» **TASK PROMPT**
Restate each line of the listing exactly, without carrying over any pictures.

» **ENTRIES SUPPLIED**

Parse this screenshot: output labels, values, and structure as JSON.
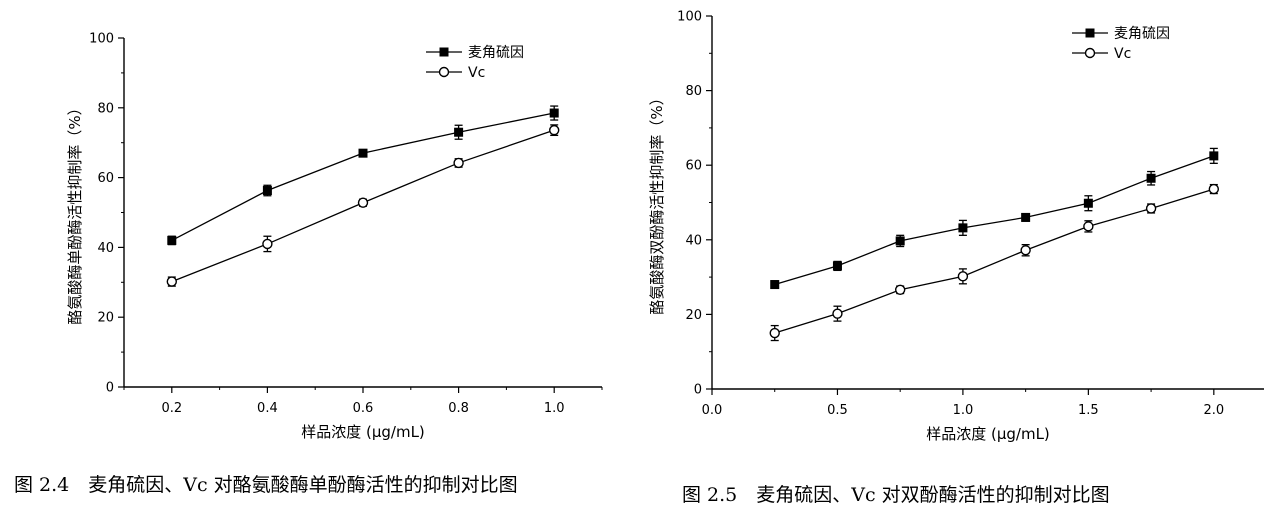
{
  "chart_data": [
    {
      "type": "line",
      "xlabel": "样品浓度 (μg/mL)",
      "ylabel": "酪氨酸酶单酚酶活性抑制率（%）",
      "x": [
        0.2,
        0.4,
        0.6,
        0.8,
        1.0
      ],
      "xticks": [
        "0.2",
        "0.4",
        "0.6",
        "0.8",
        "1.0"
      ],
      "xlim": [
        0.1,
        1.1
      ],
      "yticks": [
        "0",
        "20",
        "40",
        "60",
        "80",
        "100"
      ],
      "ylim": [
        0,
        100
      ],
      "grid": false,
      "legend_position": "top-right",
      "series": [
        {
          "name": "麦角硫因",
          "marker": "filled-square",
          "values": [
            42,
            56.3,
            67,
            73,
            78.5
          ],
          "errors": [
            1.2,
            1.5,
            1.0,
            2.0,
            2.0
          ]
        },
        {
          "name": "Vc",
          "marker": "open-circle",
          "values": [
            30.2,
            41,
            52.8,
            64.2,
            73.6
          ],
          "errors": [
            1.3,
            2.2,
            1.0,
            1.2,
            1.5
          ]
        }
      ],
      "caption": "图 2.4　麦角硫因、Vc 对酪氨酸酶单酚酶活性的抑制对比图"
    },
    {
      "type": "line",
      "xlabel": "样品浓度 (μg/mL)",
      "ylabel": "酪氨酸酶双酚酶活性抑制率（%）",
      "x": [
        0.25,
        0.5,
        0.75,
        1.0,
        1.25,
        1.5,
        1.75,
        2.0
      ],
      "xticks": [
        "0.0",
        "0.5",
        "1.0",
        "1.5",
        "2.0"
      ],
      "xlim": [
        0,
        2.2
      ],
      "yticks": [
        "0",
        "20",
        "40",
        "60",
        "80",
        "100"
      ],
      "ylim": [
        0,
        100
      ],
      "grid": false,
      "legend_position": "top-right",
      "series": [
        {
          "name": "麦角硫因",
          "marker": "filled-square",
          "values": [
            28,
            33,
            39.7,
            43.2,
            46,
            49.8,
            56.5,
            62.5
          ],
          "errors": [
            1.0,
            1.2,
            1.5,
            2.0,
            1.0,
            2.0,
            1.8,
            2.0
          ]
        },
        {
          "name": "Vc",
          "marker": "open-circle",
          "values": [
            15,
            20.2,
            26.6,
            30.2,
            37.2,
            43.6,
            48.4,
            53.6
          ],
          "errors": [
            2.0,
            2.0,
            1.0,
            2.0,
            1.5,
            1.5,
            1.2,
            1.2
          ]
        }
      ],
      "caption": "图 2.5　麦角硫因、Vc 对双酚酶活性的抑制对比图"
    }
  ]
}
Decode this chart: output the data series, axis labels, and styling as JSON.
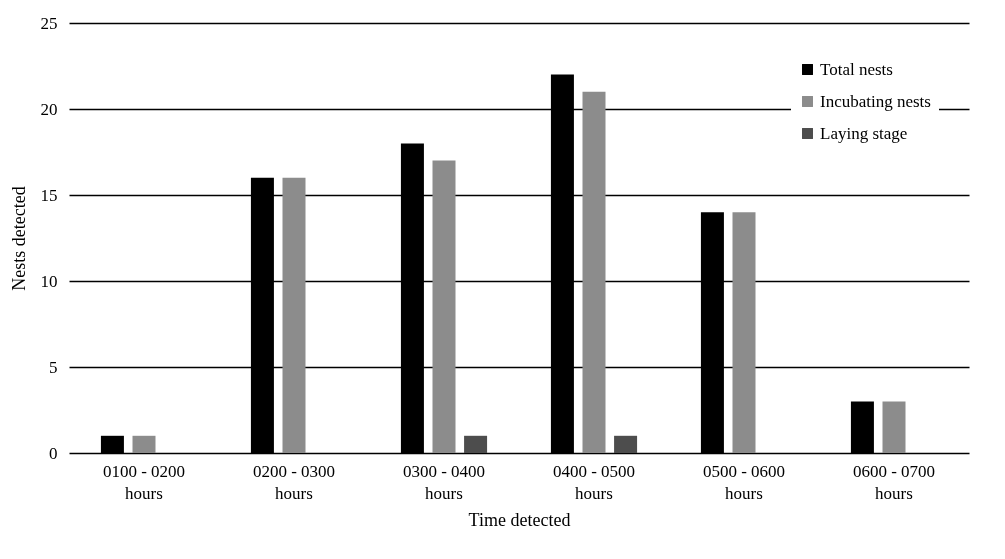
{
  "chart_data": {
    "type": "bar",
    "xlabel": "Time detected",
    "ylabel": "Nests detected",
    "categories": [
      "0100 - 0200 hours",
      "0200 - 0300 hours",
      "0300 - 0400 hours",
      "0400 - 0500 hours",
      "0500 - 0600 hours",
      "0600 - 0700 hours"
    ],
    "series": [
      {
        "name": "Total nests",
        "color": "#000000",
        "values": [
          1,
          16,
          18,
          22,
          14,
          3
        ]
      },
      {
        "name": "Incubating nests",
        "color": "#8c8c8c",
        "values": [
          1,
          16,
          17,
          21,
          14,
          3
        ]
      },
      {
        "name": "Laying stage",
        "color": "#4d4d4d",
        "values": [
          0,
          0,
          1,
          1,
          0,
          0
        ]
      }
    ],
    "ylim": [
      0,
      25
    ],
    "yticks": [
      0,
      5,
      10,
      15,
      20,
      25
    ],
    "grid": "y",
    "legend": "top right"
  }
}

» **SOLUTION BELOW**
Parse this screenshot: output labels, values, and structure as JSON.
{
  "chart_data": [
    {
      "type": "line",
      "xlabel": "样品浓度 (μg/mL)",
      "ylabel": "酪氨酸酶单酚酶活性抑制率（%）",
      "x": [
        0.2,
        0.4,
        0.6,
        0.8,
        1.0
      ],
      "xticks": [
        "0.2",
        "0.4",
        "0.6",
        "0.8",
        "1.0"
      ],
      "xlim": [
        0.1,
        1.1
      ],
      "yticks": [
        "0",
        "20",
        "40",
        "60",
        "80",
        "100"
      ],
      "ylim": [
        0,
        100
      ],
      "grid": false,
      "legend_position": "top-right",
      "series": [
        {
          "name": "麦角硫因",
          "marker": "filled-square",
          "values": [
            42,
            56.3,
            67,
            73,
            78.5
          ],
          "errors": [
            1.2,
            1.5,
            1.0,
            2.0,
            2.0
          ]
        },
        {
          "name": "Vc",
          "marker": "open-circle",
          "values": [
            30.2,
            41,
            52.8,
            64.2,
            73.6
          ],
          "errors": [
            1.3,
            2.2,
            1.0,
            1.2,
            1.5
          ]
        }
      ],
      "caption": "图 2.4　麦角硫因、Vc 对酪氨酸酶单酚酶活性的抑制对比图"
    },
    {
      "type": "line",
      "xlabel": "样品浓度 (μg/mL)",
      "ylabel": "酪氨酸酶双酚酶活性抑制率（%）",
      "x": [
        0.25,
        0.5,
        0.75,
        1.0,
        1.25,
        1.5,
        1.75,
        2.0
      ],
      "xticks": [
        "0.0",
        "0.5",
        "1.0",
        "1.5",
        "2.0"
      ],
      "xlim": [
        0,
        2.2
      ],
      "yticks": [
        "0",
        "20",
        "40",
        "60",
        "80",
        "100"
      ],
      "ylim": [
        0,
        100
      ],
      "grid": false,
      "legend_position": "top-right",
      "series": [
        {
          "name": "麦角硫因",
          "marker": "filled-square",
          "values": [
            28,
            33,
            39.7,
            43.2,
            46,
            49.8,
            56.5,
            62.5
          ],
          "errors": [
            1.0,
            1.2,
            1.5,
            2.0,
            1.0,
            2.0,
            1.8,
            2.0
          ]
        },
        {
          "name": "Vc",
          "marker": "open-circle",
          "values": [
            15,
            20.2,
            26.6,
            30.2,
            37.2,
            43.6,
            48.4,
            53.6
          ],
          "errors": [
            2.0,
            2.0,
            1.0,
            2.0,
            1.5,
            1.5,
            1.2,
            1.2
          ]
        }
      ],
      "caption": "图 2.5　麦角硫因、Vc 对双酚酶活性的抑制对比图"
    }
  ]
}
Decode this chart: output the data series, axis labels, and styling as JSON.
{
  "chart_data": {
    "type": "bar",
    "xlabel": "Time detected",
    "ylabel": "Nests detected",
    "categories": [
      "0100 - 0200 hours",
      "0200 - 0300 hours",
      "0300 - 0400 hours",
      "0400 - 0500 hours",
      "0500 - 0600 hours",
      "0600 - 0700 hours"
    ],
    "series": [
      {
        "name": "Total nests",
        "color": "#000000",
        "values": [
          1,
          16,
          18,
          22,
          14,
          3
        ]
      },
      {
        "name": "Incubating nests",
        "color": "#8c8c8c",
        "values": [
          1,
          16,
          17,
          21,
          14,
          3
        ]
      },
      {
        "name": "Laying stage",
        "color": "#4d4d4d",
        "values": [
          0,
          0,
          1,
          1,
          0,
          0
        ]
      }
    ],
    "ylim": [
      0,
      25
    ],
    "yticks": [
      0,
      5,
      10,
      15,
      20,
      25
    ],
    "grid": "y",
    "legend": "top right"
  }
}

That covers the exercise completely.